◆ THE DATA:
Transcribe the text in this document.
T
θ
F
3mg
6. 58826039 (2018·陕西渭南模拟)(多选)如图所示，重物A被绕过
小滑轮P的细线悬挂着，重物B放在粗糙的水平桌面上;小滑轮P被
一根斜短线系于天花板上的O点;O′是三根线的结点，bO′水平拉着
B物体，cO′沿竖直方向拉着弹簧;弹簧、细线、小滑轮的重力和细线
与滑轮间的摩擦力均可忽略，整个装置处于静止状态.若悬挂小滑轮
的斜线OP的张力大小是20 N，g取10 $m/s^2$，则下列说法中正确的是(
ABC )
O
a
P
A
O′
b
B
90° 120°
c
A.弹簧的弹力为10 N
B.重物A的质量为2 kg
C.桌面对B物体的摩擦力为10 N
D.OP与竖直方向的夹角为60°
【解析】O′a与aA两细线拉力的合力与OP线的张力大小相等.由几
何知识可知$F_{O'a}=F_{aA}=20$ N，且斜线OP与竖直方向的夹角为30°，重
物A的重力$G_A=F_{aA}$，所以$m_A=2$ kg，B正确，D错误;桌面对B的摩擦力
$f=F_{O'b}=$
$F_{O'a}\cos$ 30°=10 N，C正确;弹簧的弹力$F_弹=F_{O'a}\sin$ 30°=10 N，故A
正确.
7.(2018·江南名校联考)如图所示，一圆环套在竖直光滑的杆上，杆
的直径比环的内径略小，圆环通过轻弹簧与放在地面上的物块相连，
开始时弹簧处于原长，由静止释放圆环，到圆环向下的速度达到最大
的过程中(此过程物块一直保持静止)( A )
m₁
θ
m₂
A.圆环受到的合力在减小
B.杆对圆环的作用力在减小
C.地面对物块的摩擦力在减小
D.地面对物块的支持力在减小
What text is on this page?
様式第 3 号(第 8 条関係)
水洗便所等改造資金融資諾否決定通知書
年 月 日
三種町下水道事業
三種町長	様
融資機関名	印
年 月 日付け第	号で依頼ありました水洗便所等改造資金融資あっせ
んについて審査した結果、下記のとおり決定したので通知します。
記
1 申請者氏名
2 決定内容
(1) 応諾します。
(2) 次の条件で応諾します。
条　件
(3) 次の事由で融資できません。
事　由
--
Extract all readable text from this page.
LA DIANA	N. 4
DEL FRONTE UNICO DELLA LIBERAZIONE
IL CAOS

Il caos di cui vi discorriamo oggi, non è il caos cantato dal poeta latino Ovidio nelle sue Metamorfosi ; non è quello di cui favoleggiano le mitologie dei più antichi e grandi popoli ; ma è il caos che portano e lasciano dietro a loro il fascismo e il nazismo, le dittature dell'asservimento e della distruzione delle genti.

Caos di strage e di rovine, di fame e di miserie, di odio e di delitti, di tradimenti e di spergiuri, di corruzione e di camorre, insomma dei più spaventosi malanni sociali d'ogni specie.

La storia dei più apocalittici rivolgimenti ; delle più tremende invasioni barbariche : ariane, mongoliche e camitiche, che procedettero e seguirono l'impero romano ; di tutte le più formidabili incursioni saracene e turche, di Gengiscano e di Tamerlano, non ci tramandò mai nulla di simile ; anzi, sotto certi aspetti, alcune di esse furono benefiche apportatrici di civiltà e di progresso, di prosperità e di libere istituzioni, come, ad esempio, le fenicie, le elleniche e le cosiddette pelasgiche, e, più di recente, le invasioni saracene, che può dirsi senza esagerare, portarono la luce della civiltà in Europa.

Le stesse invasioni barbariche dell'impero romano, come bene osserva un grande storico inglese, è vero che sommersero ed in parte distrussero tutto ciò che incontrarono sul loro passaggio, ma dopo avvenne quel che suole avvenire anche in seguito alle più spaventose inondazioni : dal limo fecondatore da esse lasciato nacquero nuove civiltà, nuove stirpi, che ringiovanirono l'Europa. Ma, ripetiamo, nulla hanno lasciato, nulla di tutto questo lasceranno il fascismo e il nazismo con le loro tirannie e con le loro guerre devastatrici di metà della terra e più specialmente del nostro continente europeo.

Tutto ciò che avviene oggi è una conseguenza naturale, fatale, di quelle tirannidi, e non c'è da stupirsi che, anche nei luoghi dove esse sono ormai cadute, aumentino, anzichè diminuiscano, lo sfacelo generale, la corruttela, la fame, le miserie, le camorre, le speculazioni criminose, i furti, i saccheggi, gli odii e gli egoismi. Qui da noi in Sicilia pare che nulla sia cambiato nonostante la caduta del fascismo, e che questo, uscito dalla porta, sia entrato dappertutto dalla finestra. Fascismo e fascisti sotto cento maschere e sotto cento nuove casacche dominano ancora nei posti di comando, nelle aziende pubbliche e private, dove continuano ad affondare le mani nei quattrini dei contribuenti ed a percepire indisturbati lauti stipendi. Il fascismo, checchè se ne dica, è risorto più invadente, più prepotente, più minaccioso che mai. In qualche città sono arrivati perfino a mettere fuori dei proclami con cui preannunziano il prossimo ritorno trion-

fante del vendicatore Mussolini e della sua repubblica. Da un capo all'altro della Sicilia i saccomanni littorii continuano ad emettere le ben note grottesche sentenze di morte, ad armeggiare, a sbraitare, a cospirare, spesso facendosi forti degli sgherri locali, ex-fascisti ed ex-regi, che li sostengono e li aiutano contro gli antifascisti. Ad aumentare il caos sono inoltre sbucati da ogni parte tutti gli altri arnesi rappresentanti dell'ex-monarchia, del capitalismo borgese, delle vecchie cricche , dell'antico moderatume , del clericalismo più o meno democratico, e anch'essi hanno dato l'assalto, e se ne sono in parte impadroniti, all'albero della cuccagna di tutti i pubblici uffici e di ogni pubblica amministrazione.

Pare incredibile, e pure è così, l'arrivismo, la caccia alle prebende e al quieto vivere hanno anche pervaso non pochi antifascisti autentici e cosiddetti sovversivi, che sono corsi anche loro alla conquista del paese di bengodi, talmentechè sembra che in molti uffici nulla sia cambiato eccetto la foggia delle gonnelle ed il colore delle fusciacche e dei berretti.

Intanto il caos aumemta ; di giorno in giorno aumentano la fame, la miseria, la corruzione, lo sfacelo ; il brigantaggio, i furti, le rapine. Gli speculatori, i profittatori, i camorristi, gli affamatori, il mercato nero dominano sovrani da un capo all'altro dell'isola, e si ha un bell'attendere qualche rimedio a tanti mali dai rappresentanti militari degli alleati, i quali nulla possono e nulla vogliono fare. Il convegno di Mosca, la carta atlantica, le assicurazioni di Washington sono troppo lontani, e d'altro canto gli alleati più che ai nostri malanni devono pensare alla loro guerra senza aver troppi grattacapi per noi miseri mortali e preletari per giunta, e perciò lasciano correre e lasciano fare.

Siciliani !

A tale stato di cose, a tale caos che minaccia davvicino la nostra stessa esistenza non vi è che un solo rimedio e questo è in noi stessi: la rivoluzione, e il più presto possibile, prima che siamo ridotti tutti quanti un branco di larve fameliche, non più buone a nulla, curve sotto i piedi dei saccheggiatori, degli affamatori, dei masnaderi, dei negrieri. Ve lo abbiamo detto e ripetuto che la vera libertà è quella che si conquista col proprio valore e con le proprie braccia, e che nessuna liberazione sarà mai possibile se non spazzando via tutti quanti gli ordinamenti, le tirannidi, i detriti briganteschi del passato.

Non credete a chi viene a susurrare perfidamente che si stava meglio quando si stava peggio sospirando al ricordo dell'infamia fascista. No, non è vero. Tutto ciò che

◆ BRIEF: Report only the number of lines in the listing that contain the word "text".

◆ SOLUTION FOR THIS EXERCISE: 3